-- Supplied entries start --

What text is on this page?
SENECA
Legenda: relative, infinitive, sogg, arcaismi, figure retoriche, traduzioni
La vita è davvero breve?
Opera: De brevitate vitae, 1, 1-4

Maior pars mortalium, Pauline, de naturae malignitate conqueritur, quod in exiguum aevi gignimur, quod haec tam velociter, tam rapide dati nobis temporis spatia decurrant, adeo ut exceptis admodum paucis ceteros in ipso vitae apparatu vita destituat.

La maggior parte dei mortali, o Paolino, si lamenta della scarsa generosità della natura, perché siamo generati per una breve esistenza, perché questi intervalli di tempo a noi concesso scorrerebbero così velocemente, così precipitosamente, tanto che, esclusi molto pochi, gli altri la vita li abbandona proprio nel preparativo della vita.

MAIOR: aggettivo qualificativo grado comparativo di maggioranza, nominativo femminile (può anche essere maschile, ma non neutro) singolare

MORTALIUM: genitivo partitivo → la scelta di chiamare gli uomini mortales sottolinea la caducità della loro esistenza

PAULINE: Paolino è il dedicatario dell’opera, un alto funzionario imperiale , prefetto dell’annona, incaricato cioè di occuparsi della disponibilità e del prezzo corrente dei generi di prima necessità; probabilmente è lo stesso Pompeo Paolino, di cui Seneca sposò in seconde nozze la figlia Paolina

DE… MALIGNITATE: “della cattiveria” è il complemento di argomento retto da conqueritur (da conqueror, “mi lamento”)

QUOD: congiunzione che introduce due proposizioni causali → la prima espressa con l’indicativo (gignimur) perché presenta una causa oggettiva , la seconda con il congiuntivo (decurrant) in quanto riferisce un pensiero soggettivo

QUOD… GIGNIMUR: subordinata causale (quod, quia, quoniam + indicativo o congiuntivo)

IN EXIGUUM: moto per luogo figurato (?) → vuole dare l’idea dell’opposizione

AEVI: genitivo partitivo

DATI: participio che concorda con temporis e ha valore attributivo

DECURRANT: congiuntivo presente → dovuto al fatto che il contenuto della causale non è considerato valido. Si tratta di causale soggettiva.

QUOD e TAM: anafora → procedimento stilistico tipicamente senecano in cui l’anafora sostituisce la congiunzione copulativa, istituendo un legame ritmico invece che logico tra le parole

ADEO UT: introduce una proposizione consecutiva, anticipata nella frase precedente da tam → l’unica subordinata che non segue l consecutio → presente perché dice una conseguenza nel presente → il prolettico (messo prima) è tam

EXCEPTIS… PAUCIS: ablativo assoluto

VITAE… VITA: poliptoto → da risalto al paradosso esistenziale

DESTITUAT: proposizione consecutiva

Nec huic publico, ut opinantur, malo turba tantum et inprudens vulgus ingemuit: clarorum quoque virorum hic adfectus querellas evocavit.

-- Supplied entries end --

Check each line of the entries above for the word "subordinata". List the ones that have it.

▶ [Solution to this task]
QUOD… GIGNIMUR: subordinata causale (quod, quia, quoniam + indicativo o congiuntivo)
ADEO UT: introduce una proposizione consecutiva, anticipata nella frase precedente da tam → l’unica subordinata che non segue l consecutio → presente perché dice una conseguenza nel presente → il prolettico (messo prima) è tam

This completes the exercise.